§ **Stated goal**
Reproduce every entry exactly as shown.

§ **Provided records**
------------------------------------------------

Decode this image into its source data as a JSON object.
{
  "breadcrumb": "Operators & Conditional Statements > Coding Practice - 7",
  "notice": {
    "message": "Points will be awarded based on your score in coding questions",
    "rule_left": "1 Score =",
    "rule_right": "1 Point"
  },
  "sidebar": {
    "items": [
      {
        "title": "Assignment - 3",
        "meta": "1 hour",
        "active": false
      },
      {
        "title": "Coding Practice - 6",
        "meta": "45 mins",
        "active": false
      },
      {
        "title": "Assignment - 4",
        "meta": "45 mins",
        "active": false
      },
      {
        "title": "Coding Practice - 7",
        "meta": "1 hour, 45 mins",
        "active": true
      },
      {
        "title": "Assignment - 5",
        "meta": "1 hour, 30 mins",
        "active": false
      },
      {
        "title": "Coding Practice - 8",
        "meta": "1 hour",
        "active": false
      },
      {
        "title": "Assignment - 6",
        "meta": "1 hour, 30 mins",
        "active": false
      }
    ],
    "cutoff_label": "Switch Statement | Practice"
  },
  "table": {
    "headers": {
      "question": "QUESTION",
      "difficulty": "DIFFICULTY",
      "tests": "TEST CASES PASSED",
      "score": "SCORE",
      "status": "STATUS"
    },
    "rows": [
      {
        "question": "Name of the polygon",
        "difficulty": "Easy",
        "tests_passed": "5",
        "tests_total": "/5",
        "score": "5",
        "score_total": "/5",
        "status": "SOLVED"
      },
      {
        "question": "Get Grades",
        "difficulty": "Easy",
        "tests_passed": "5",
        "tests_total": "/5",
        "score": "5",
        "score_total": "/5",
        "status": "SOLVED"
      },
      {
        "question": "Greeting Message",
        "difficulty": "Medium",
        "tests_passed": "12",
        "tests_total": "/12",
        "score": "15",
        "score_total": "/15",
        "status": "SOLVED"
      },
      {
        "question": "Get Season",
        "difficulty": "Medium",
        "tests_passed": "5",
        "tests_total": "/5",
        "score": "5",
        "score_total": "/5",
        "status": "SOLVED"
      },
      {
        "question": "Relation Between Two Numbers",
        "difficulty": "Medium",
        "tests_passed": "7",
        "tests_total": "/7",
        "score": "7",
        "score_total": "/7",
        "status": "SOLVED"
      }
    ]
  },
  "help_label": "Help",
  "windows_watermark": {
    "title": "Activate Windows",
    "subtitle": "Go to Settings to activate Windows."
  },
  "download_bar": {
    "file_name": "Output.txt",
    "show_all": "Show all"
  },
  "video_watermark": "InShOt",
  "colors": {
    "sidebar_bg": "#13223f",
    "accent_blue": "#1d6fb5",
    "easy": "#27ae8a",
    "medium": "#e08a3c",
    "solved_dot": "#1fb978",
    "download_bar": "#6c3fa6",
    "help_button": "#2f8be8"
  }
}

------------------------------------------------

§ **Exercise result**
Decode this image into its source data as a JSON object.
{
  "breadcrumb": "Operators & Conditional Statements > Coding Practice - 7",
  "notice": {
    "message": "Points will be awarded based on your score in coding questions",
    "rule_left": "1 Score =",
    "rule_right": "1 Point"
  },
  "sidebar": {
    "items": [
      {
        "title": "Assignment - 3",
        "meta": "1 hour",
        "active": false
      },
      {
        "title": "Coding Practice - 6",
        "meta": "45 mins",
        "active": false
      },
      {
        "title": "Assignment - 4",
        "meta": "45 mins",
        "active": false
      },
      {
        "title": "Coding Practice - 7",
        "meta": "1 hour, 45 mins",
        "active": true
      },
      {
        "title": "Assignment - 5",
        "meta": "1 hour, 30 mins",
        "active": false
      },
      {
        "title": "Coding Practice - 8",
        "meta": "1 hour",
        "active": false
      },
      {
        "title": "Assignment - 6",
        "meta": "1 hour, 30 mins",
        "active": false
      }
    ],
    "cutoff_label": "Switch Statement | Practice"
  },
  "table": {
    "headers": {
      "question": "QUESTION",
      "difficulty": "DIFFICULTY",
      "tests": "TEST CASES PASSED",
      "score": "SCORE",
      "status": "STATUS"
    },
    "rows": [
      {
        "question": "Name of the polygon",
        "difficulty": "Easy",
        "tests_passed": "5",
        "tests_total": "/5",
        "score": "5",
        "score_total": "/5",
        "status": "SOLVED"
      },
      {
        "question": "Get Grades",
        "difficulty": "Easy",
        "tests_passed": "5",
        "tests_total": "/5",
        "score": "5",
        "score_total": "/5",
        "status": "SOLVED"
      },
      {
        "question": "Greeting Message",
        "difficulty": "Medium",
        "tests_passed": "12",
        "tests_total": "/12",
        "score": "15",
        "score_total": "/15",
        "status": "SOLVED"
      },
      {
        "question": "Get Season",
        "difficulty": "Medium",
        "tests_passed": "5",
        "tests_total": "/5",
        "score": "5",
        "score_total": "/5",
        "status": "SOLVED"
      },
      {
        "question": "Relation Between Two Numbers",
        "difficulty": "Medium",
        "tests_passed": "7",
        "tests_total": "/7",
        "score": "7",
        "score_total": "/7",
        "status": "SOLVED"
      }
    ]
  },
  "help_label": "Help",
  "windows_watermark": {
    "title": "Activate Windows",
    "subtitle": "Go to Settings to activate Windows."
  },
  "download_bar": {
    "file_name": "Output.txt",
    "show_all": "Show all"
  },
  "video_watermark": "InShOt",
  "colors": {
    "sidebar_bg": "#13223f",
    "accent_blue": "#1d6fb5",
    "easy": "#27ae8a",
    "medium": "#e08a3c",
    "solved_dot": "#1fb978",
    "download_bar": "#6c3fa6",
    "help_button": "#2f8be8"
  }
}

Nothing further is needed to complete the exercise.